## WHAT IS EXPECTED
Copy out lines with the word "protezione" from the material that follows.

-- Start ENTRIES SHOWN --

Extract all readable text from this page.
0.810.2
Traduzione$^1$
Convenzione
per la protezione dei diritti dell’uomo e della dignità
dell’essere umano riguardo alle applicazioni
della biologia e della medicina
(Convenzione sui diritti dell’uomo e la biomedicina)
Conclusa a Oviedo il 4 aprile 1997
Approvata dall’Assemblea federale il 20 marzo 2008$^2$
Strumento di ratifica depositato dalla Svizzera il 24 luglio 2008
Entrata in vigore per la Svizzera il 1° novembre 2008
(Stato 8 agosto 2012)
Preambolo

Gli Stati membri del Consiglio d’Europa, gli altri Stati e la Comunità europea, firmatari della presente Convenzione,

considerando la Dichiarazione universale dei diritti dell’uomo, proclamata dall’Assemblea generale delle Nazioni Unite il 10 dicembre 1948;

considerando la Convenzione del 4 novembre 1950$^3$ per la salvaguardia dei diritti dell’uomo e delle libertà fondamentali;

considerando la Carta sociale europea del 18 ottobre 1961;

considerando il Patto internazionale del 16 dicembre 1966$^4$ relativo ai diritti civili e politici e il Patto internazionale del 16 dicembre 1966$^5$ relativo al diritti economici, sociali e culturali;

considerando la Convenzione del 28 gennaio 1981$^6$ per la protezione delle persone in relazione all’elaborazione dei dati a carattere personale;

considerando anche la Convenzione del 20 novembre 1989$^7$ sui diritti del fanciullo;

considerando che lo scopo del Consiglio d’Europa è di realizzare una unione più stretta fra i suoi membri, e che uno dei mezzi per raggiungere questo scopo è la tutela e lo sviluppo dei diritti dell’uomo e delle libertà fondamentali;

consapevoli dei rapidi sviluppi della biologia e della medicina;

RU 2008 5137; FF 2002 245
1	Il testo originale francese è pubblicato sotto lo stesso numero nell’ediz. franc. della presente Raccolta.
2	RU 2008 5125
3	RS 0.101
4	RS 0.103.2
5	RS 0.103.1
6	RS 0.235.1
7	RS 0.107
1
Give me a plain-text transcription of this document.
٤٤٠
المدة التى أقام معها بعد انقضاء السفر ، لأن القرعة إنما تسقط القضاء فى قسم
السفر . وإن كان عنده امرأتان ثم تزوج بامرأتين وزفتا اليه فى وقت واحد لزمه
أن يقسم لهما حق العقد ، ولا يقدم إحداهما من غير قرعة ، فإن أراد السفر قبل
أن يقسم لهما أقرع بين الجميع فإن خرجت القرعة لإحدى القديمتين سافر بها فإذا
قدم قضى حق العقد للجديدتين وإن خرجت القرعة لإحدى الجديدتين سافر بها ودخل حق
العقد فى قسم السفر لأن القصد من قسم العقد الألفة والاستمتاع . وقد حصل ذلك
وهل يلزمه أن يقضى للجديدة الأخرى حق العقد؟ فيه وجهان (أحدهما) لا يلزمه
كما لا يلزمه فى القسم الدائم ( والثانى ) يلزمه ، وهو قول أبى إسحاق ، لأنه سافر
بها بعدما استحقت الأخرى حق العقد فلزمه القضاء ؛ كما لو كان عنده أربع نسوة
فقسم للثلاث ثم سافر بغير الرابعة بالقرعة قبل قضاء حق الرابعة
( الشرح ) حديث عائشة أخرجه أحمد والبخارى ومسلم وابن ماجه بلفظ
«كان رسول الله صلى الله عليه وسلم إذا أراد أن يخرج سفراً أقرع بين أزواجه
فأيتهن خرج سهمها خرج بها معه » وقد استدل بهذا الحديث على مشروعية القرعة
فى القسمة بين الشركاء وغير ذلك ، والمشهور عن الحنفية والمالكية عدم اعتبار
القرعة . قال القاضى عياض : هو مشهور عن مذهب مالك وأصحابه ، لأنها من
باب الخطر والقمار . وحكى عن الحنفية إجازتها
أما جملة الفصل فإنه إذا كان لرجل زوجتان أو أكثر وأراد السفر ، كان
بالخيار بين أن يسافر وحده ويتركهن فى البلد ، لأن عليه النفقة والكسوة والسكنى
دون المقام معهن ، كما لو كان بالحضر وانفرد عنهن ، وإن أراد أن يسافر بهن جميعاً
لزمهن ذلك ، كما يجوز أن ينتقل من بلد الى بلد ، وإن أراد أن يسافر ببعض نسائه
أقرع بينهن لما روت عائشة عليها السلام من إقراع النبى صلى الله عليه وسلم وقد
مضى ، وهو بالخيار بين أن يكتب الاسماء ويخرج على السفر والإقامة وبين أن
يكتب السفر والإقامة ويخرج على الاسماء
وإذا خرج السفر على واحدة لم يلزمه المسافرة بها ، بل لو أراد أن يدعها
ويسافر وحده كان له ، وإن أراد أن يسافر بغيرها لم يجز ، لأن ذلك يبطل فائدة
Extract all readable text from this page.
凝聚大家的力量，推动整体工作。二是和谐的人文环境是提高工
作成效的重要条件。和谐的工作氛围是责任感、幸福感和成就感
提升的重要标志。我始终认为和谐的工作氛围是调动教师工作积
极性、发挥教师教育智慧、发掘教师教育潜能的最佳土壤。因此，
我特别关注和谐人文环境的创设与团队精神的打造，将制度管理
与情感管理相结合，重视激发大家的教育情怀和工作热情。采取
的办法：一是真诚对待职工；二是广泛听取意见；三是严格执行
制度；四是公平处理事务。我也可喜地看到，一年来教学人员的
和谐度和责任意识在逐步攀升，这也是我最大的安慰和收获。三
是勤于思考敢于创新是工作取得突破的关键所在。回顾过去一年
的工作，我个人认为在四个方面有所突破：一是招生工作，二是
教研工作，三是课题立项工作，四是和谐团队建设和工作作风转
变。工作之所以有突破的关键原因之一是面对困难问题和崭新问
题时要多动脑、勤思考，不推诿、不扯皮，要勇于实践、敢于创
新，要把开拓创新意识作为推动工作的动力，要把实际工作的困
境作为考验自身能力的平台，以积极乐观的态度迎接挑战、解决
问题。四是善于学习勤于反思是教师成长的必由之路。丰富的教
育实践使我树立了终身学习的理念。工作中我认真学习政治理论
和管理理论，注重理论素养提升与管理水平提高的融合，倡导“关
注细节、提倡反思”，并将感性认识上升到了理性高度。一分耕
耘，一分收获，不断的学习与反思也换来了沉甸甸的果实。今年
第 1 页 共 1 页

-- End ENTRIES SHOWN --

## SOLUTION TO THE EXERCISE
per la protezione dei diritti dell’uomo e della dignità
considerando la Convenzione del 28 gennaio 1981$^6$ per la protezione delle persone in relazione all’elaborazione dei dati a carattere personale;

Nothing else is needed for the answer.